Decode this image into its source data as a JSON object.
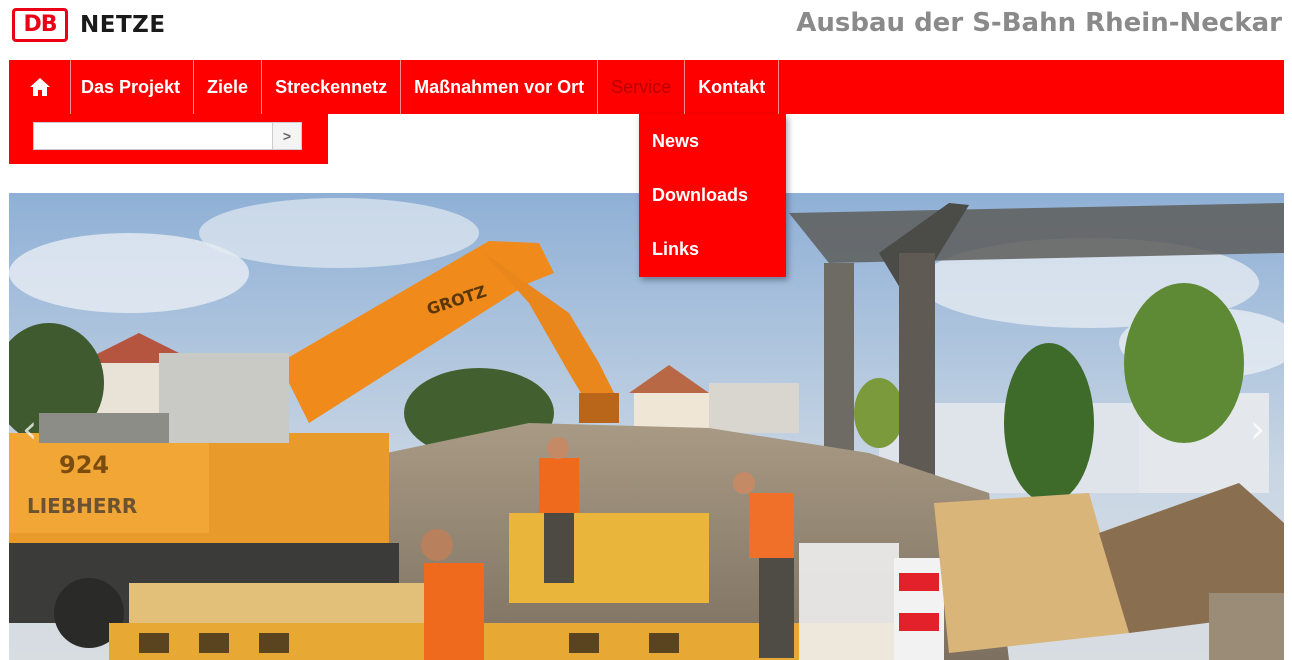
{
  "header": {
    "logo_db": "DB",
    "logo_netze": "NETZE",
    "site_title": "Ausbau der S-Bahn Rhein-Neckar"
  },
  "nav": {
    "home_icon": "home-icon",
    "items": [
      {
        "label": "Das Projekt"
      },
      {
        "label": "Ziele"
      },
      {
        "label": "Streckennetz"
      },
      {
        "label": "Maßnahmen vor Ort"
      },
      {
        "label": "Service",
        "active": true
      },
      {
        "label": "Kontakt"
      }
    ]
  },
  "search": {
    "value": "",
    "placeholder": "",
    "button_glyph": ">"
  },
  "dropdown": {
    "items": [
      {
        "label": "News"
      },
      {
        "label": "Downloads"
      },
      {
        "label": "Links"
      }
    ]
  },
  "hero": {
    "image_lettering": [
      "GROTZ",
      "924",
      "LIEBHERR"
    ],
    "prev_glyph": "‹",
    "next_glyph": "›"
  },
  "colors": {
    "brand_red": "#ff0000",
    "logo_red": "#ec0016",
    "title_gray": "#8a8a8a",
    "active_nav_text": "#b80000"
  }
}
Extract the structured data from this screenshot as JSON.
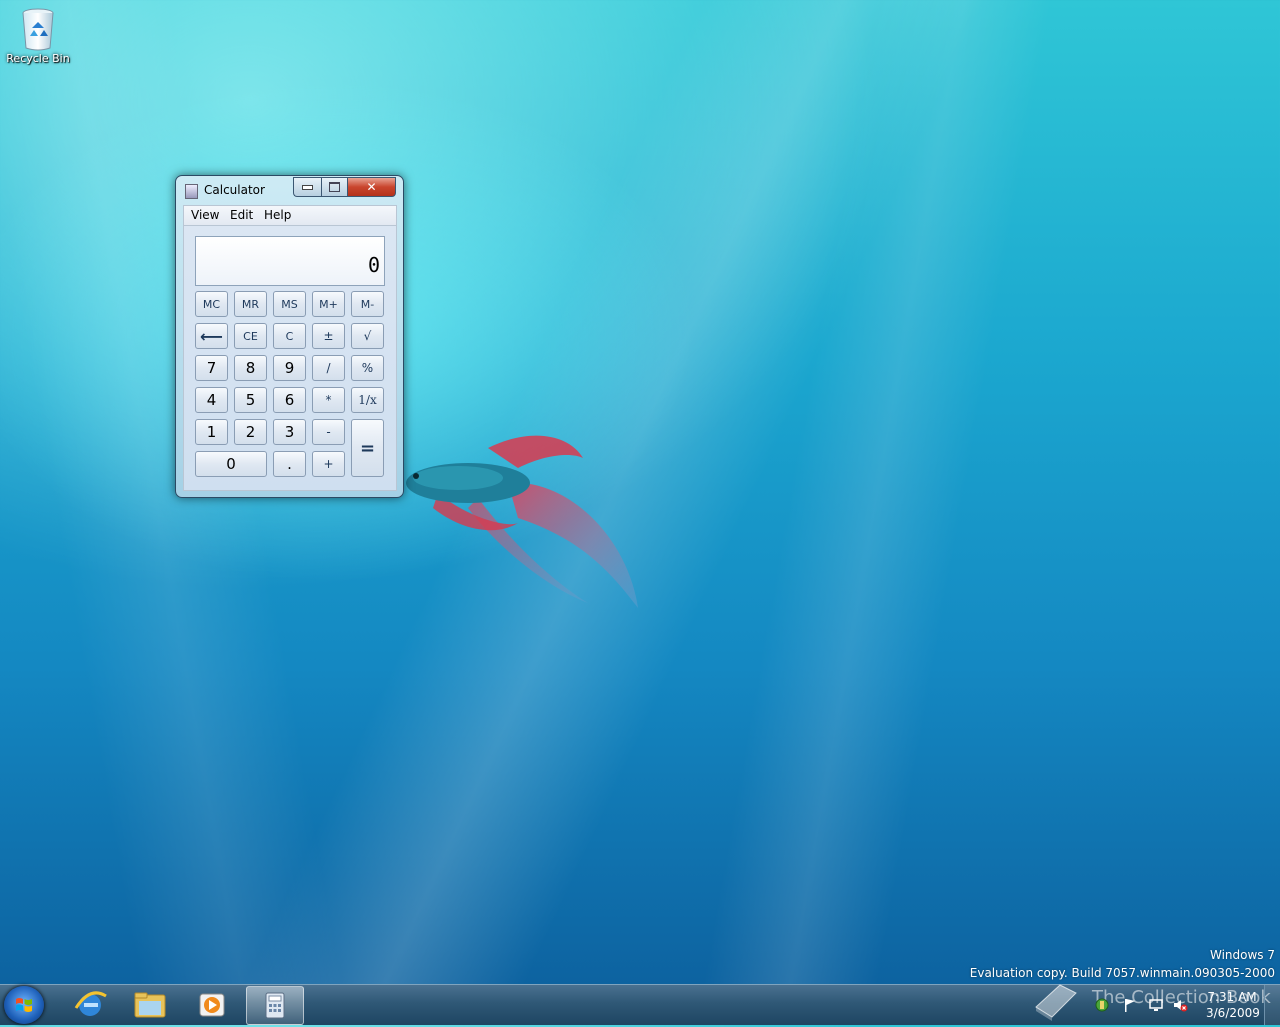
==*==
Stated problem: Of the lines in the material, how many contain the word "data"? Reply with the number and nothing else.

Output for this task: 2